Give only the number of lines where "Colunas" occurs.

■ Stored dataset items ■
——

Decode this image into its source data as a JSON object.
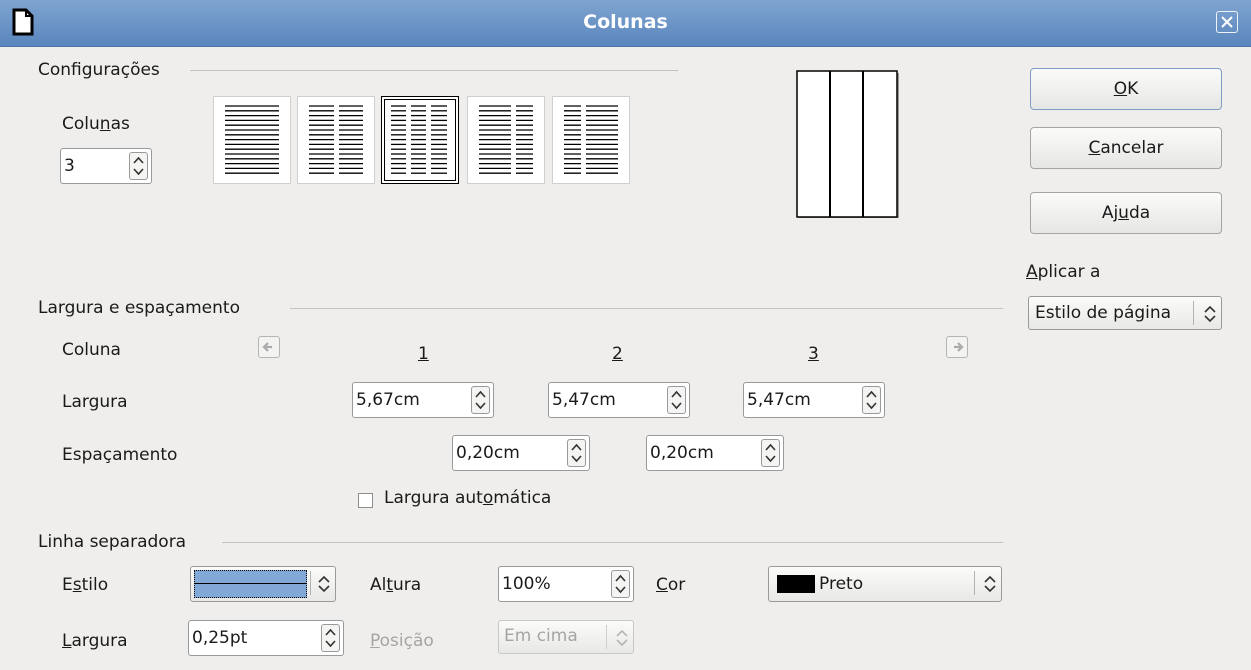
{
  "window": {
    "title": "Colunas"
  },
  "settings": {
    "group_label": "Configurações",
    "columns_label": "Colunas",
    "columns_value": "3",
    "layouts": [
      {
        "name": "1 column"
      },
      {
        "name": "2 columns"
      },
      {
        "name": "3 columns",
        "selected": true
      },
      {
        "name": "2 columns left wider"
      },
      {
        "name": "2 columns right wider"
      }
    ]
  },
  "buttons": {
    "ok": "OK",
    "cancel": "Cancelar",
    "help": "Ajuda"
  },
  "apply_to": {
    "label": "Aplicar a",
    "value": "Estilo de página"
  },
  "width_spacing": {
    "group_label": "Largura e espaçamento",
    "column_label": "Coluna",
    "width_label": "Largura",
    "spacing_label": "Espaçamento",
    "column_numbers": [
      "1",
      "2",
      "3"
    ],
    "widths": [
      "5,67cm",
      "5,47cm",
      "5,47cm"
    ],
    "spacings": [
      "0,20cm",
      "0,20cm"
    ],
    "autowidth_label": "Largura automática",
    "autowidth_checked": false
  },
  "separator": {
    "group_label": "Linha separadora",
    "style_label": "Estilo",
    "height_label": "Altura",
    "height_value": "100%",
    "color_label": "Cor",
    "color_value": "Preto",
    "color_swatch": "#000000",
    "width_label": "Largura",
    "width_value": "0,25pt",
    "position_label": "Posição",
    "position_value": "Em cima"
  },
  "colors": {
    "titlebar": "#6a93c8",
    "selection": "#82a8d8"
  },
  "icons": [
    "app-icon",
    "close-icon",
    "spin-arrows-icon",
    "left-arrow-icon",
    "right-arrow-icon",
    "checkbox-icon",
    "combo-arrows-icon"
  ]
}
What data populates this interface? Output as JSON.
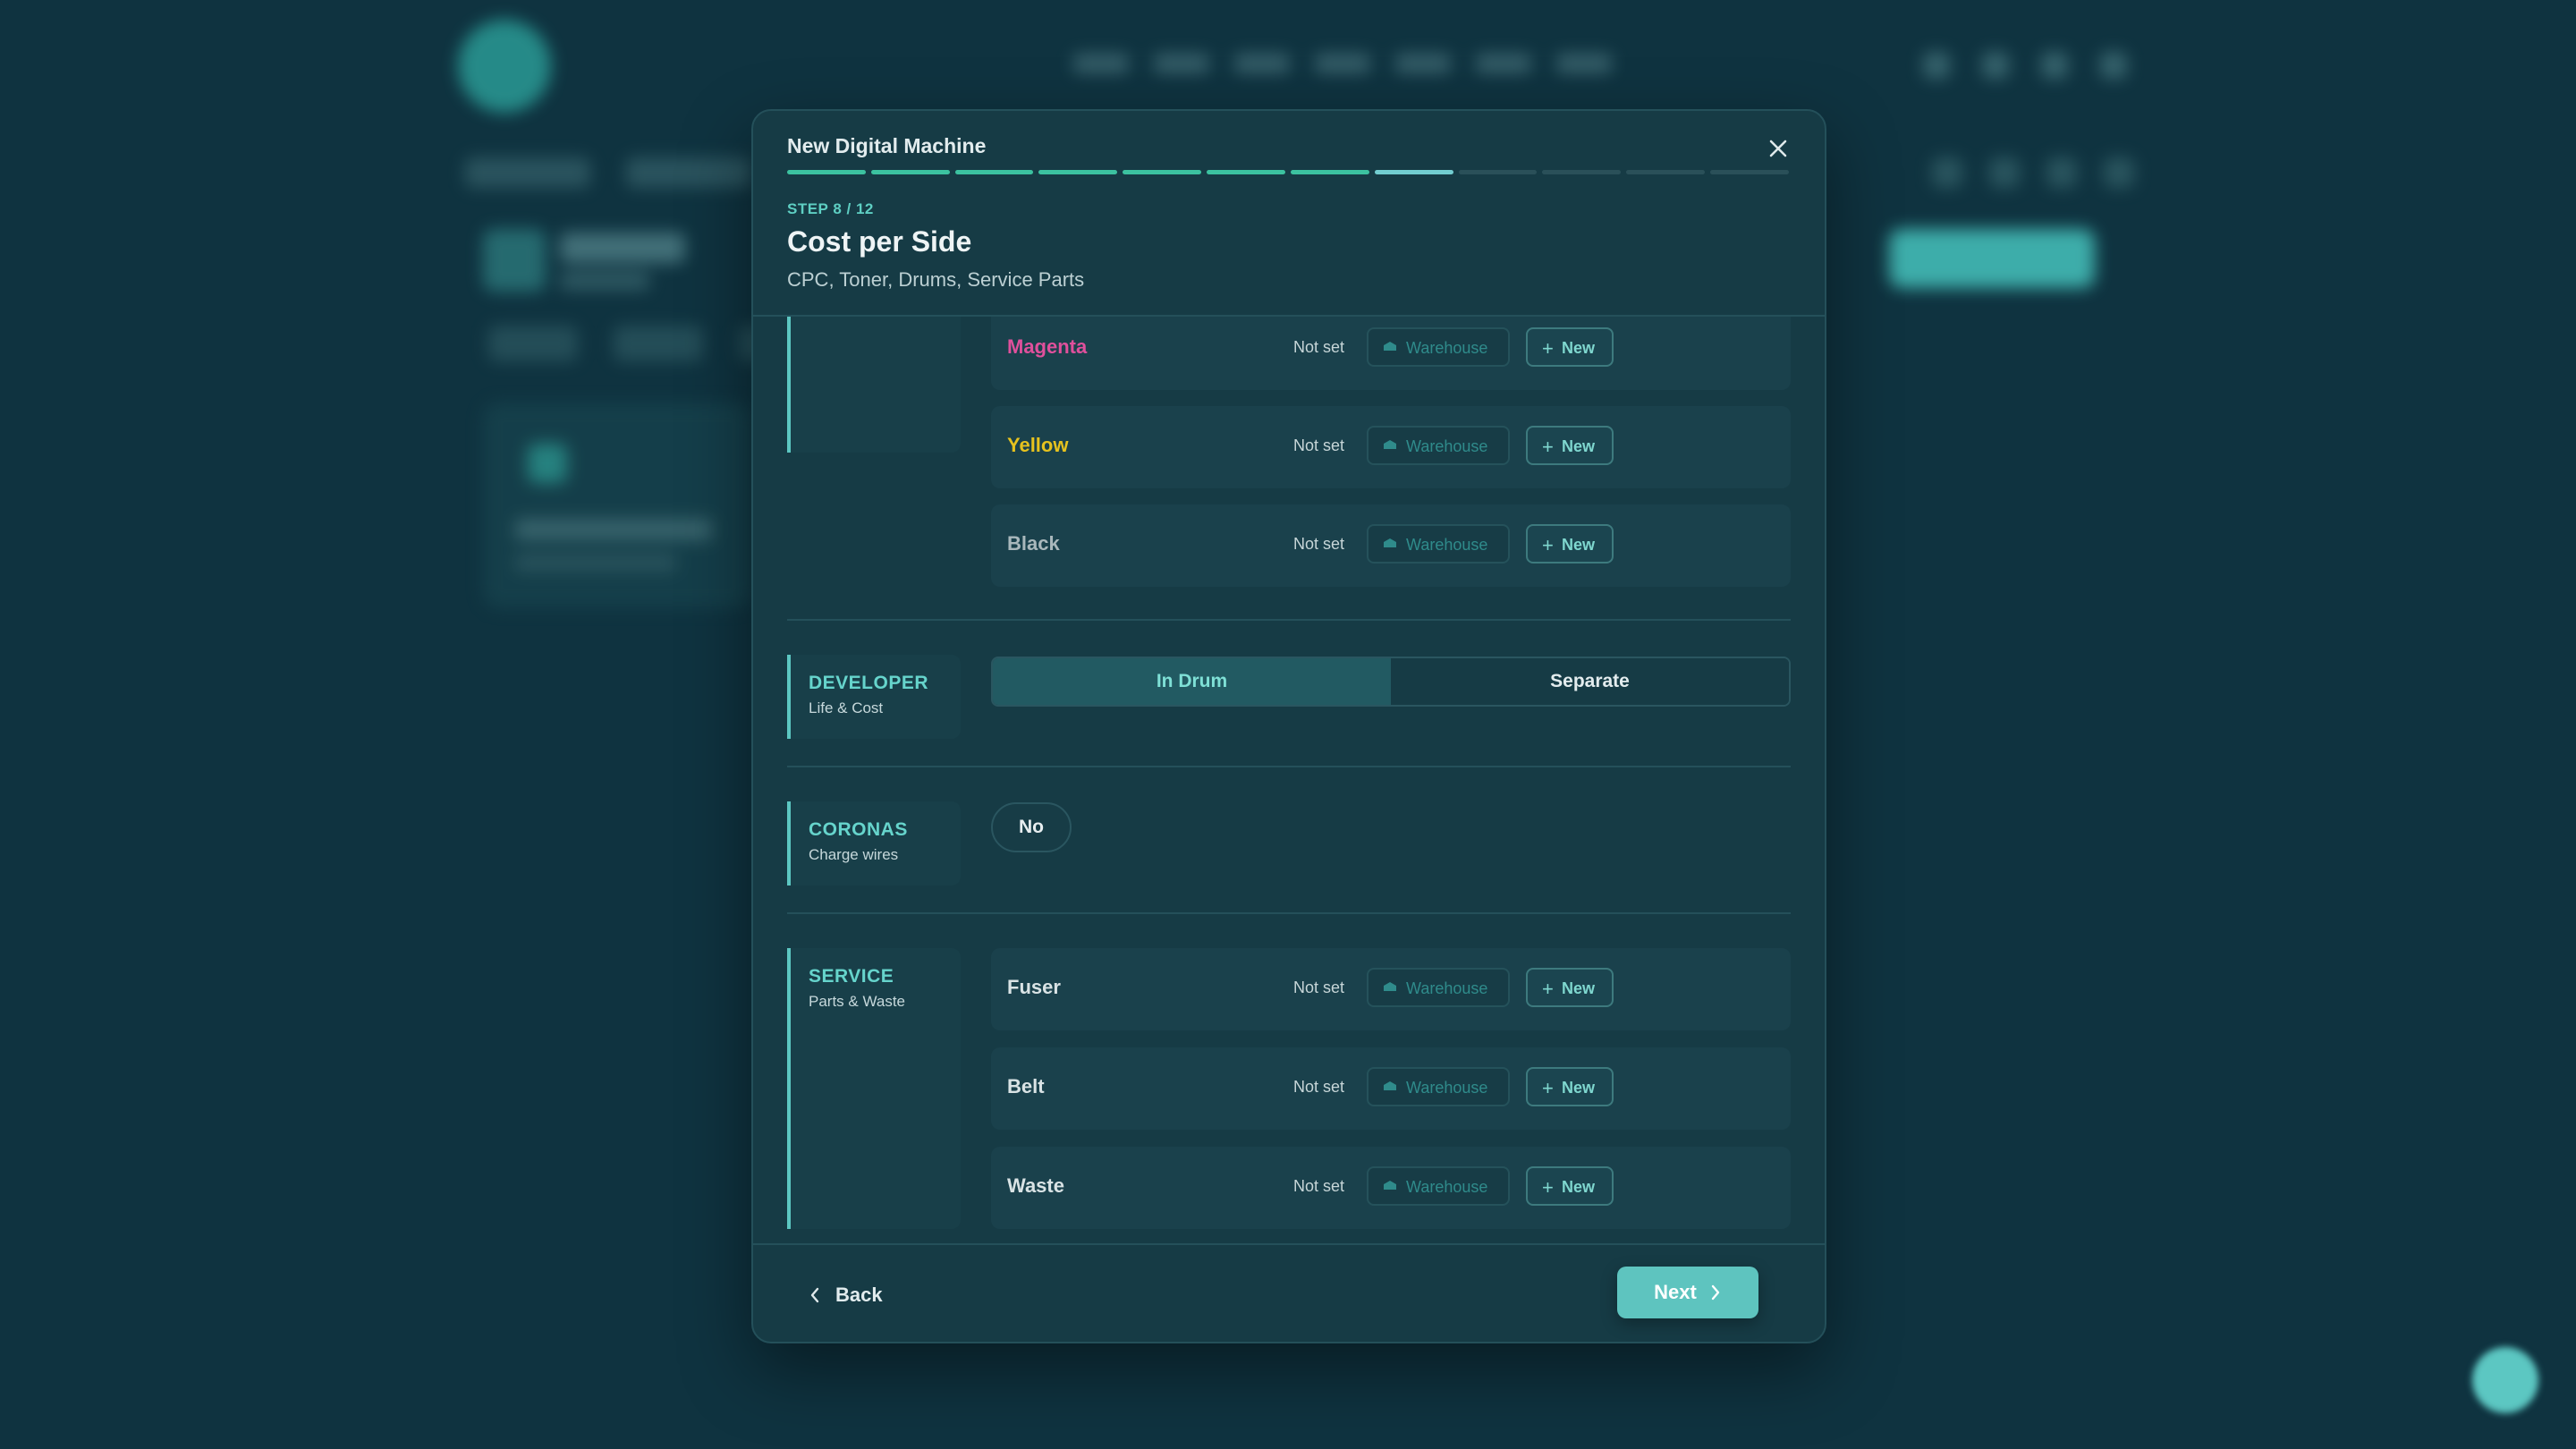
{
  "modal": {
    "title": "New Digital Machine",
    "progress": {
      "current_step": 8,
      "total_steps": 12
    },
    "step_label": "STEP 8 / 12",
    "step_title": "Cost per Side",
    "step_subtitle": "CPC, Toner, Drums, Service Parts"
  },
  "toner_rows": [
    {
      "label": "Magenta",
      "color": "#e0509c",
      "status": "Not set",
      "warehouse": "Warehouse",
      "new": "New"
    },
    {
      "label": "Yellow",
      "color": "#e6c21e",
      "status": "Not set",
      "warehouse": "Warehouse",
      "new": "New"
    },
    {
      "label": "Black",
      "color": "#a9b8bc",
      "status": "Not set",
      "warehouse": "Warehouse",
      "new": "New"
    }
  ],
  "developer": {
    "name": "DEVELOPER",
    "desc": "Life & Cost",
    "options": [
      "In Drum",
      "Separate"
    ],
    "selected": "In Drum"
  },
  "coronas": {
    "name": "CORONAS",
    "desc": "Charge wires",
    "value": "No"
  },
  "service": {
    "name": "SERVICE",
    "desc": "Parts & Waste",
    "rows": [
      {
        "label": "Fuser",
        "color": "#d9e3e5",
        "status": "Not set",
        "warehouse": "Warehouse",
        "new": "New"
      },
      {
        "label": "Belt",
        "color": "#d9e3e5",
        "status": "Not set",
        "warehouse": "Warehouse",
        "new": "New"
      },
      {
        "label": "Waste",
        "color": "#d9e3e5",
        "status": "Not set",
        "warehouse": "Warehouse",
        "new": "New"
      }
    ]
  },
  "footer": {
    "back": "Back",
    "next": "Next"
  },
  "colors": {
    "accent": "#5cc7c2",
    "progress_done": "#3cc2a0",
    "progress_current": "#72cdd0"
  }
}
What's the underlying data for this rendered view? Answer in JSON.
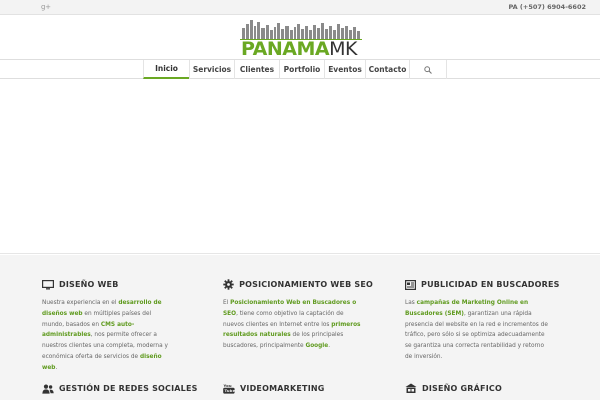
{
  "topbar": {
    "social_icon": "google-plus-icon",
    "social_label": "g+",
    "phone": "PA (+507) 6904-6602"
  },
  "logo": {
    "word_green": "PANAMA",
    "word_dark": "MK"
  },
  "nav": {
    "items": [
      {
        "label": "Inicio",
        "active": true
      },
      {
        "label": "Servicios"
      },
      {
        "label": "Clientes"
      },
      {
        "label": "Portfolio"
      },
      {
        "label": "Eventos"
      },
      {
        "label": "Contacto"
      }
    ],
    "search_icon": "search-icon"
  },
  "features": [
    {
      "icon": "monitor-icon",
      "title": "DISEÑO WEB",
      "body": [
        {
          "t": "Nuestra experiencia en el "
        },
        {
          "t": "desarrollo de diseños web",
          "g": true
        },
        {
          "t": " en múltiples países del mundo, basados en "
        },
        {
          "t": "CMS auto-administrables",
          "g": true
        },
        {
          "t": ", nos permite ofrecer a nuestros clientes una completa, moderna y económica oferta de servicios de "
        },
        {
          "t": "diseño web",
          "g": true
        },
        {
          "t": "."
        }
      ]
    },
    {
      "icon": "gear-icon",
      "title": "POSICIONAMIENTO WEB SEO",
      "body": [
        {
          "t": "El "
        },
        {
          "t": "Posicionamiento Web en Buscadores o SEO",
          "g": true
        },
        {
          "t": ", tiene como objetivo la captación de nuevos clientes en Internet entre los "
        },
        {
          "t": "primeros resultados naturales",
          "g": true
        },
        {
          "t": " de los principales buscadores, principalmente "
        },
        {
          "t": "Google",
          "g": true
        },
        {
          "t": "."
        }
      ]
    },
    {
      "icon": "ad-board-icon",
      "title": "PUBLICIDAD EN BUSCADORES",
      "body": [
        {
          "t": "Las "
        },
        {
          "t": "campañas de Marketing Online en Buscadores (SEM)",
          "g": true
        },
        {
          "t": ", garantizan una rápida presencia del website en la red e incrementos de tráfico, pero sólo si se optimiza adecuadamente se garantiza una correcta rentabilidad y retorno de inversión."
        }
      ]
    },
    {
      "icon": "users-icon",
      "title": "GESTIÓN DE REDES SOCIALES"
    },
    {
      "icon": "youtube-icon",
      "title": "VIDEOMARKETING",
      "icon_text": "You Tube"
    },
    {
      "icon": "palette-icon",
      "title": "DISEÑO GRÁFICO"
    }
  ]
}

——

■ WORKED ANSWER ■
2